··· Supplied data

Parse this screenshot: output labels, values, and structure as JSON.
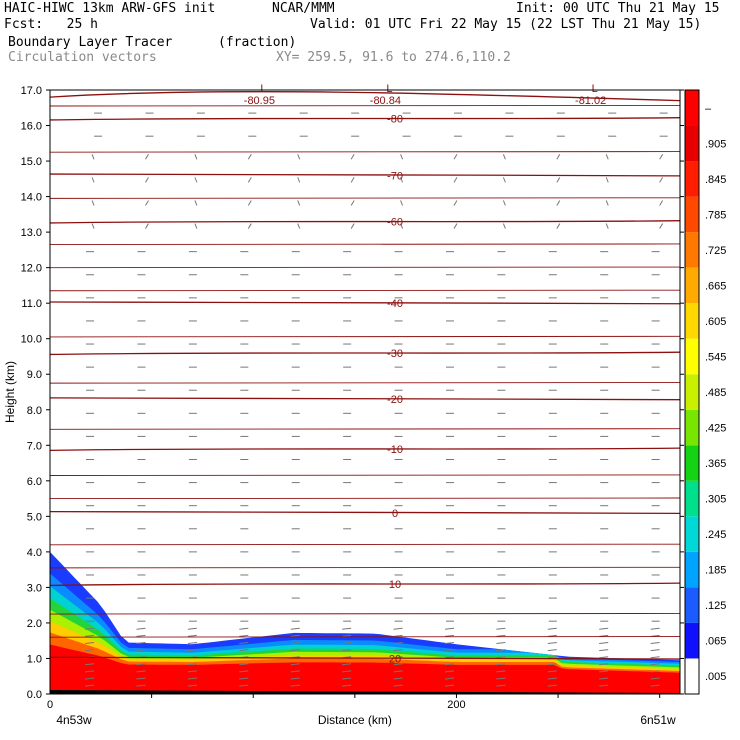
{
  "header": {
    "model": "HAIC-HIWC 13km ARW-GFS init",
    "org": "NCAR/MMM",
    "init": "Init: 00 UTC Thu 21 May 15",
    "fcst": "Fcst:   25 h",
    "valid": "Valid: 01 UTC Fri 22 May 15 (22 LST Thu 21 May 15)",
    "field": "Boundary Layer Tracer",
    "units": "(fraction)",
    "vectors": "Circulation vectors",
    "xy": "XY= 259.5, 91.6 to 274.6,110.2"
  },
  "chart_data": {
    "type": "heatmap",
    "title": "Boundary Layer Tracer",
    "ylabel": "Height (km)",
    "xlabel": "Distance (km)",
    "xlim": [
      0,
      310
    ],
    "ylim": [
      0,
      17
    ],
    "x_ticks": [
      {
        "value": 0,
        "label": "0"
      },
      {
        "value": 200,
        "label": "200"
      }
    ],
    "x_end_labels": {
      "left": "4n53w",
      "right": "6n51w"
    },
    "y_ticks": [
      "0.0",
      "1.0",
      "2.0",
      "3.0",
      "4.0",
      "5.0",
      "6.0",
      "7.0",
      "8.0",
      "9.0",
      "10.0",
      "11.0",
      "12.0",
      "13.0",
      "14.0",
      "15.0",
      "16.0",
      "17.0"
    ],
    "colorbar": {
      "labels": [
        ".005",
        ".065",
        ".125",
        ".185",
        ".245",
        ".305",
        ".365",
        ".425",
        ".485",
        ".545",
        ".605",
        ".665",
        ".725",
        ".785",
        ".845",
        ".905",
        "–"
      ],
      "colors": [
        "#ffffff",
        "#1010ff",
        "#1a5cff",
        "#00a4ff",
        "#00d8d8",
        "#00e08c",
        "#14d214",
        "#78e600",
        "#c8f000",
        "#ffff00",
        "#ffd800",
        "#ffaa00",
        "#ff7800",
        "#ff4800",
        "#ff1e00",
        "#e80000",
        "#ff0000"
      ]
    },
    "isotherms": [
      {
        "label": "20",
        "y": 1.0
      },
      {
        "label": "10",
        "y": 3.1
      },
      {
        "label": "0",
        "y": 5.1
      },
      {
        "label": "-10",
        "y": 6.9
      },
      {
        "label": "-20",
        "y": 8.3
      },
      {
        "label": "-30",
        "y": 9.6
      },
      {
        "label": "-40",
        "y": 11.0
      },
      {
        "label": "-60",
        "y": 13.3
      },
      {
        "label": "-70",
        "y": 14.6
      },
      {
        "label": "-80",
        "y": 16.2
      }
    ],
    "minima": [
      {
        "symbol": "L",
        "label": "-80.95",
        "x": 105
      },
      {
        "symbol": "L",
        "label": "-80.84",
        "x": 167
      },
      {
        "symbol": "L",
        "label": "-81.02",
        "x": 268
      }
    ],
    "tracer_top_km": [
      {
        "x": 0,
        "top": 4.0
      },
      {
        "x": 25,
        "top": 2.5
      },
      {
        "x": 37,
        "top": 1.45
      },
      {
        "x": 70,
        "top": 1.4
      },
      {
        "x": 120,
        "top": 1.72
      },
      {
        "x": 160,
        "top": 1.7
      },
      {
        "x": 200,
        "top": 1.4
      },
      {
        "x": 255,
        "top": 1.05
      },
      {
        "x": 310,
        "top": 0.95
      }
    ],
    "grid": false,
    "legend": "right"
  }
}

······

Look over the material above and show each line where "Layer" appears.

Task answer:
    "field": "Boundary Layer Tracer",
    "title": "Boundary Layer Tracer",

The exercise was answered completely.